» Information provided
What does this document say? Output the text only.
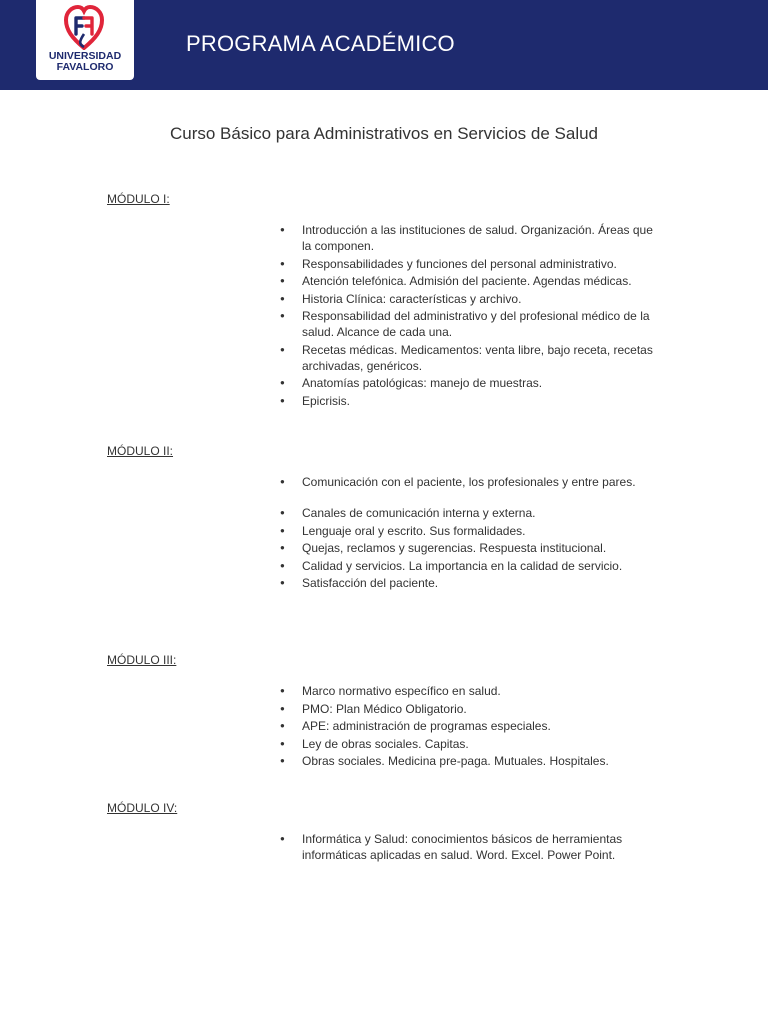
UNIVERSIDAD
FAVALORO
PROGRAMA ACADÉMICO
Curso Básico para Administrativos en Servicios de Salud
MÓDULO I:
● Introducción a las instituciones de salud. Organización. Áreas que la componen.
● Responsabilidades y funciones del personal administrativo.
● Atención telefónica. Admisión del paciente. Agendas médicas.
● Historia Clínica: características y archivo.
● Responsabilidad del administrativo y del profesional médico de la salud. Alcance de cada una.
● Recetas médicas. Medicamentos: venta libre, bajo receta, recetas archivadas, genéricos.
● Anatomías patológicas: manejo de muestras.
● Epicrisis.
MÓDULO II:
● Comunicación con el paciente, los profesionales y entre pares.
● Canales de comunicación interna y externa.
● Lenguaje oral y escrito. Sus formalidades.
● Quejas, reclamos y sugerencias. Respuesta institucional.
● Calidad y servicios. La importancia en la calidad de servicio.
● Satisfacción del paciente.
MÓDULO III:
● Marco normativo específico en salud.
● PMO: Plan Médico Obligatorio.
● APE: administración de programas especiales.
● Ley de obras sociales. Capitas.
● Obras sociales. Medicina pre-paga. Mutuales. Hospitales.
MÓDULO IV:
● Informática y Salud: conocimientos básicos de herramientas informáticas aplicadas en salud. Word. Excel. Power Point.
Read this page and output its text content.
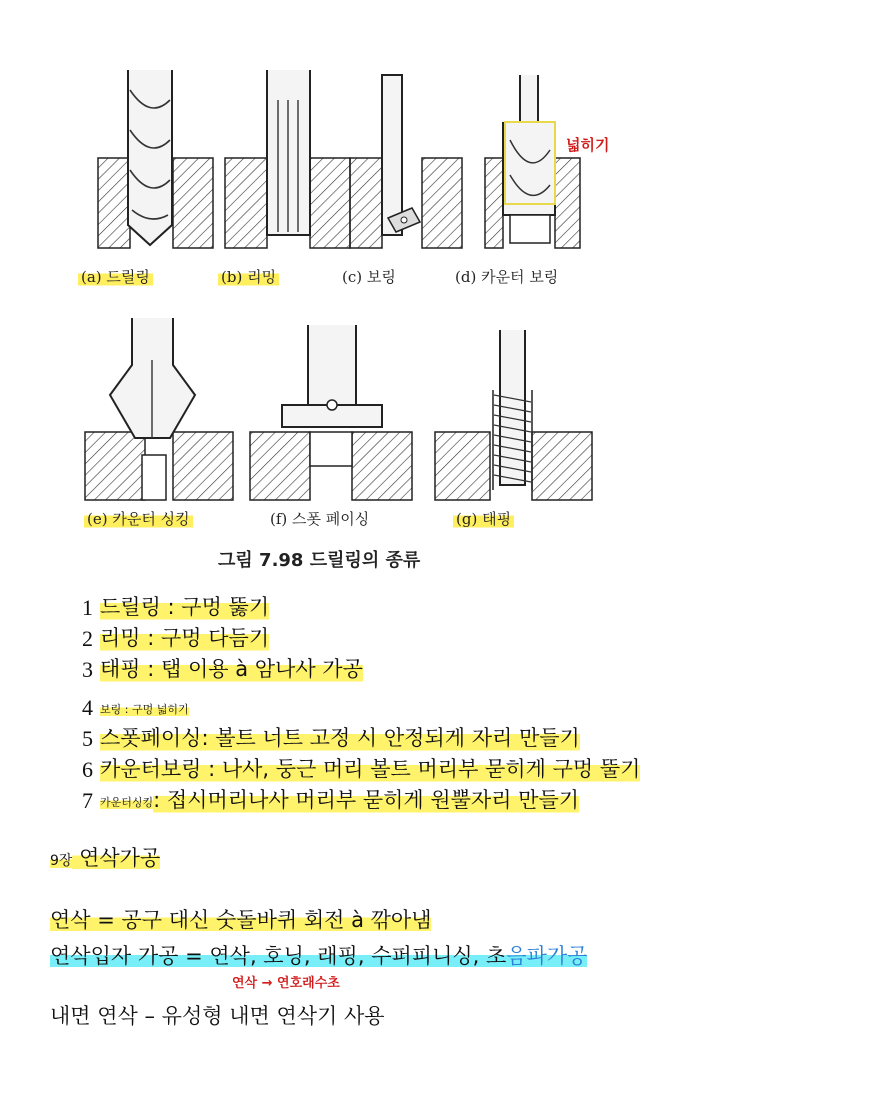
(a) 드릴링	(b) 리밍	(c) 보링	(d) 카운터 보링
(e) 카운터 싱킹	(f) 스폿 페이싱	(g) 태핑
그림 7.98 드릴링의 종류
넓히기
1 드릴링 : 구멍 뚫기
2 리밍 : 구멍 다듬기
3 태핑 : 탭 이용 à 암나사 가공
4 보링 : 구멍 넓히기
5 스폿페이싱 : 볼트 너트 고정 시 안정되게 자리 만들기
6 카운터보링 : 나사, 둥근 머리 볼트 머리부 묻히게 구멍 뚤기
7 카운터싱킹 : 접시머리나사 머리부 묻히게 원뿔자리 만들기
9장 연삭가공
연삭 = 공구 대신 숫돌바퀴 회전 à 깎아냄
연삭입자 가공 = 연삭, 호닝, 래핑, 수퍼피니싱, 초음파가공
연삭 → 연호래수초
내면 연삭 – 유성형 내면 연삭기 사용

» Work to be completed
The records above must be echoed exactly, minus their pictures.

» Answer below
What does this document say? Output the text only.
UNIVERSIDAD
FAVALORO
PROGRAMA ACADÉMICO
Curso Básico para Administrativos en Servicios de Salud
MÓDULO I:
● Introducción a las instituciones de salud. Organización. Áreas que la componen.
● Responsabilidades y funciones del personal administrativo.
● Atención telefónica. Admisión del paciente. Agendas médicas.
● Historia Clínica: características y archivo.
● Responsabilidad del administrativo y del profesional médico de la salud. Alcance de cada una.
● Recetas médicas. Medicamentos: venta libre, bajo receta, recetas archivadas, genéricos.
● Anatomías patológicas: manejo de muestras.
● Epicrisis.
MÓDULO II:
● Comunicación con el paciente, los profesionales y entre pares.
● Canales de comunicación interna y externa.
● Lenguaje oral y escrito. Sus formalidades.
● Quejas, reclamos y sugerencias. Respuesta institucional.
● Calidad y servicios. La importancia en la calidad de servicio.
● Satisfacción del paciente.
MÓDULO III:
● Marco normativo específico en salud.
● PMO: Plan Médico Obligatorio.
● APE: administración de programas especiales.
● Ley de obras sociales. Capitas.
● Obras sociales. Medicina pre-paga. Mutuales. Hospitales.
MÓDULO IV:
● Informática y Salud: conocimientos básicos de herramientas informáticas aplicadas en salud. Word. Excel. Power Point.
Read this page and output its text content.
(a) 드릴링	(b) 리밍	(c) 보링	(d) 카운터 보링
(e) 카운터 싱킹	(f) 스폿 페이싱	(g) 태핑
그림 7.98 드릴링의 종류
넓히기
1 드릴링 : 구멍 뚫기
2 리밍 : 구멍 다듬기
3 태핑 : 탭 이용 à 암나사 가공
4 보링 : 구멍 넓히기
5 스폿페이싱 : 볼트 너트 고정 시 안정되게 자리 만들기
6 카운터보링 : 나사, 둥근 머리 볼트 머리부 묻히게 구멍 뚤기
7 카운터싱킹 : 접시머리나사 머리부 묻히게 원뿔자리 만들기
9장 연삭가공
연삭 = 공구 대신 숫돌바퀴 회전 à 깎아냄
연삭입자 가공 = 연삭, 호닝, 래핑, 수퍼피니싱, 초음파가공
연삭 → 연호래수초
내면 연삭 – 유성형 내면 연삭기 사용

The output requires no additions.